Selected passage:
—————

Cellular spermine targets JAK signaling to restrain cytokine-mediated autoimmunity

Henan Xu 1, Xiao Zhang 2, Xin Wang 2, Bo Li 3, Hang Yu 4, Yuan Quan 2, Yan Jiang 2, Yuling You 2, Yan Wang 4, Mingyue Wen 2, Juan Liu 5, Min Wang 6, Bo Zhang 7, Yixian Li 8, Xuan Zhang 6, Qianjin Lu 7, Chu-Yi Yu 8, Xuetao Cao 9

Immunity. 2024 Jun 17:S1074-7613(24)00279-6. doi: 10.1016/j.immuni.2024.05.025.

—————

Data for review:
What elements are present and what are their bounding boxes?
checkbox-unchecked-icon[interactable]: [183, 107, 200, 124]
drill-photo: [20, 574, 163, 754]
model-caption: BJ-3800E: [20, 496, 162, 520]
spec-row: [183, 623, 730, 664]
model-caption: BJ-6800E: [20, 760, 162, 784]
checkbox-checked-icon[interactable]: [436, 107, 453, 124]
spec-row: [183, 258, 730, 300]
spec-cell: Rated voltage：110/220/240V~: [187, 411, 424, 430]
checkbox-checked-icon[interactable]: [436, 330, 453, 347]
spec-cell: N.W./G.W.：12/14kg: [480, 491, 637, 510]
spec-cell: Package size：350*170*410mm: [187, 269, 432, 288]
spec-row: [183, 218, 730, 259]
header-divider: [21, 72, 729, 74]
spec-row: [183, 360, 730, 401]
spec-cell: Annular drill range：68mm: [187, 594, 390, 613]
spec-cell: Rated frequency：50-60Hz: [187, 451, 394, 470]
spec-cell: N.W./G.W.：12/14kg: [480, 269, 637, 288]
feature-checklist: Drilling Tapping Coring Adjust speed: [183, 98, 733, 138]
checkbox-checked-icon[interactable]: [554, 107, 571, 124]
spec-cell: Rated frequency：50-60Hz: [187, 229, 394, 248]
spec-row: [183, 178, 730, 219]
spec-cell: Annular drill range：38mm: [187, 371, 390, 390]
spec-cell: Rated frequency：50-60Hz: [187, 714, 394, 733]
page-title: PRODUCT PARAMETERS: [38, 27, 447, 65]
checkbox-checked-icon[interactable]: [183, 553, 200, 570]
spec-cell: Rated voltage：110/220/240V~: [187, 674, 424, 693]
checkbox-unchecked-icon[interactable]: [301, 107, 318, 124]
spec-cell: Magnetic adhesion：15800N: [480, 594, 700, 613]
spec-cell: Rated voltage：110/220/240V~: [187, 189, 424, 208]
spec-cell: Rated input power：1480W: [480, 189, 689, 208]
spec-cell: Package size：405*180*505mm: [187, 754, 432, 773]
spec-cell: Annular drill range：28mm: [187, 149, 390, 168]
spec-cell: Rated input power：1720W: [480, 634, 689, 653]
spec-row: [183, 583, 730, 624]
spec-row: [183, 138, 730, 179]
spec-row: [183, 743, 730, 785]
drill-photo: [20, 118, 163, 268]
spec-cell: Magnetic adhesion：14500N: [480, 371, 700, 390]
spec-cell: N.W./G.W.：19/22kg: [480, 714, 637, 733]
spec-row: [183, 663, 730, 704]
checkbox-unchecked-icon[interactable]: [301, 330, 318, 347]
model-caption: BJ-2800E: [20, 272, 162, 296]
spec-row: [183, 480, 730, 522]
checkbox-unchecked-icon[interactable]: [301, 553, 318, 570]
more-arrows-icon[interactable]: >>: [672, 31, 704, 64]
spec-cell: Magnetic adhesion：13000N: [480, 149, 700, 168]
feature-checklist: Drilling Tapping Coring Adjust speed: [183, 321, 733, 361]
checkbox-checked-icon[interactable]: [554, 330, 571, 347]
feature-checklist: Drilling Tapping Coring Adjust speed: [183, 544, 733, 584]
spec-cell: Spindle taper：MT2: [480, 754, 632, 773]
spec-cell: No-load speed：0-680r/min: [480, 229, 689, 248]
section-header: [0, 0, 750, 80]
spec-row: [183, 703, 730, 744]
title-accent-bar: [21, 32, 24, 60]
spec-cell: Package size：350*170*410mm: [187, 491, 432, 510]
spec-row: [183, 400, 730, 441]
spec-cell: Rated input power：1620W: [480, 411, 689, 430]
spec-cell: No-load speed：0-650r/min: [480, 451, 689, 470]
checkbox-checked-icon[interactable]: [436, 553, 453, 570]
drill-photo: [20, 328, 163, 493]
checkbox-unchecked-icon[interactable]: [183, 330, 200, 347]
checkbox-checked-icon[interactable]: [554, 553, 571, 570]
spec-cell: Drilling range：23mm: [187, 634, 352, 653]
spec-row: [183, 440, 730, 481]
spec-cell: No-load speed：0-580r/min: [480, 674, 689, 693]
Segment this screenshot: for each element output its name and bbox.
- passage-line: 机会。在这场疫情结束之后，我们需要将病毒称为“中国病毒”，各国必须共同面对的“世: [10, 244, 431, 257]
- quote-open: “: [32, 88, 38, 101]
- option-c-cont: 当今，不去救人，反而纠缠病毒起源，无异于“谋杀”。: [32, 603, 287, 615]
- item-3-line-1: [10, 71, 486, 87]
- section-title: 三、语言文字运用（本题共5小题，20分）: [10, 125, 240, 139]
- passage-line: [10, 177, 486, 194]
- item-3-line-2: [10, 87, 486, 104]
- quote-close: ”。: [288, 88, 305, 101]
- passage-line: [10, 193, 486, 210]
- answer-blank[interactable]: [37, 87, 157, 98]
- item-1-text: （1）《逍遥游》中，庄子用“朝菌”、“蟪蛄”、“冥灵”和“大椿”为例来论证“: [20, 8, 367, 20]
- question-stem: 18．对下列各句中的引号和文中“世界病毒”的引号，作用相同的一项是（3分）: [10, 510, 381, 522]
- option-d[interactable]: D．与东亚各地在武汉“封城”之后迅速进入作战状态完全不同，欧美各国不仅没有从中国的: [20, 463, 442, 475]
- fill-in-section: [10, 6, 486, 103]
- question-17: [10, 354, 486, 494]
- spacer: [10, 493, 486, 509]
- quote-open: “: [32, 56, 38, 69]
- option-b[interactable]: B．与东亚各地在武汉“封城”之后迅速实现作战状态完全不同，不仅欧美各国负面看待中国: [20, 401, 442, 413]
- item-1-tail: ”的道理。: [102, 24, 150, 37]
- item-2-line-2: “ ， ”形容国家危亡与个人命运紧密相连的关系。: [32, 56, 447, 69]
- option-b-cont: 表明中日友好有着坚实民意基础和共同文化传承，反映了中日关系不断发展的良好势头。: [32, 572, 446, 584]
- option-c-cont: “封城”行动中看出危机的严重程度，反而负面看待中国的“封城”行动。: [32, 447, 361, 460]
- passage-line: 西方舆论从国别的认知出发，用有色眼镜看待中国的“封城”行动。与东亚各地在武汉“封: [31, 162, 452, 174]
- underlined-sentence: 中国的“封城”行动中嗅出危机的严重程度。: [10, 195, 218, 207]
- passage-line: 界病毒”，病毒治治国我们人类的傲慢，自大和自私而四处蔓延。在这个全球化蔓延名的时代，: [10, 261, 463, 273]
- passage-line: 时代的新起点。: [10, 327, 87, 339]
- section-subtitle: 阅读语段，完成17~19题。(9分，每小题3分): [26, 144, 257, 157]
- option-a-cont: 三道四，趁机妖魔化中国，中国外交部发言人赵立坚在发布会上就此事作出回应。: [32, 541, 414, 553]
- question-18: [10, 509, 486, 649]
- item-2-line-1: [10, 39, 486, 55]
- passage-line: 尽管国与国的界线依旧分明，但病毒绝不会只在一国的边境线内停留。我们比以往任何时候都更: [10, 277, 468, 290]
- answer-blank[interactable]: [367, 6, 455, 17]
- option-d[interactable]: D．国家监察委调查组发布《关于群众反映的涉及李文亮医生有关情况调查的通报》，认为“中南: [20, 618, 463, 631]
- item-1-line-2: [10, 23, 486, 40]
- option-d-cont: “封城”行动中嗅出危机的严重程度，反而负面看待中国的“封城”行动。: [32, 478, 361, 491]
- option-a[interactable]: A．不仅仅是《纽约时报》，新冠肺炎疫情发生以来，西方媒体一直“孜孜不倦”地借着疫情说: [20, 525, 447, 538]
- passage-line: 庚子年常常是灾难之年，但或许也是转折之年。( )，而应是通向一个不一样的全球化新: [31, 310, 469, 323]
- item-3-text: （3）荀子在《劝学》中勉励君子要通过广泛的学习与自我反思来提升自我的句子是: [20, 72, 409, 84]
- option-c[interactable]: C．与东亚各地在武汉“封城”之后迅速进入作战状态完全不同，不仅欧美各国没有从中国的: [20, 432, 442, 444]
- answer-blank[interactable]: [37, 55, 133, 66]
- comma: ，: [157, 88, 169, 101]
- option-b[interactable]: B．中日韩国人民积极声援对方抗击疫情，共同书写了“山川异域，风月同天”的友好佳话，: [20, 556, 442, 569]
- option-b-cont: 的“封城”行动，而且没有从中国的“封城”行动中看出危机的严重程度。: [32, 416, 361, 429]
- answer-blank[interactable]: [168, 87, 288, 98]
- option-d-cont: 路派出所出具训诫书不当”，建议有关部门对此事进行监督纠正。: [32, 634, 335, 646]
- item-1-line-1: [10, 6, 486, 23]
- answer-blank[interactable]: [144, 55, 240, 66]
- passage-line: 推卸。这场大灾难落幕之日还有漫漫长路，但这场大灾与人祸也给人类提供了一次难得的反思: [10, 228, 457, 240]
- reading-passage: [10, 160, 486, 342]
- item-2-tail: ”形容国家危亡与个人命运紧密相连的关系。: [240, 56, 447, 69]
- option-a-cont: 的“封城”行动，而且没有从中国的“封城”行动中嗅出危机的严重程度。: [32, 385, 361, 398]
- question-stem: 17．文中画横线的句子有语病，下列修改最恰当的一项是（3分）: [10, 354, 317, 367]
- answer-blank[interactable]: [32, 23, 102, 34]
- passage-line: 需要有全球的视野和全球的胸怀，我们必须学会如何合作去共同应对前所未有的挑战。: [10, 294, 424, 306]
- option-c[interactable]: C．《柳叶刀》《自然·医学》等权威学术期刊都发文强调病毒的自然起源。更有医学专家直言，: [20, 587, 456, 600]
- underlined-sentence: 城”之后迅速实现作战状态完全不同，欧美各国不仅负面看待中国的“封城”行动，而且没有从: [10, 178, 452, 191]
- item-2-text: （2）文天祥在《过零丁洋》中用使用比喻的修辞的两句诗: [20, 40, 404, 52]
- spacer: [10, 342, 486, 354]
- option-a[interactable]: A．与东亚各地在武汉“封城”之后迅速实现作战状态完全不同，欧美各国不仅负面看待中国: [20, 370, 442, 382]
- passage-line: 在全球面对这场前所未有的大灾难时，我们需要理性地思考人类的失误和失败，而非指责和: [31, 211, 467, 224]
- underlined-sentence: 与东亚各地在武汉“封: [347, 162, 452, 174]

—————

State whether each statement agrees with the article citation, answering yes or no and quoting the deciding words: (a) the article appeared in the journal Immunity; (b) the title says cellular spermine targets MAPK signaling; (c) Xuetao Cao is the first listed author. The items have no part in this exercise.

Written solution:
(a) Yes: "Immunity. 2024 Jun 17"
(b) No: "Cellular spermine targets JAK signaling to restrain cytokine-mediated autoimmunity"
(c) No: "Henan Xu 1"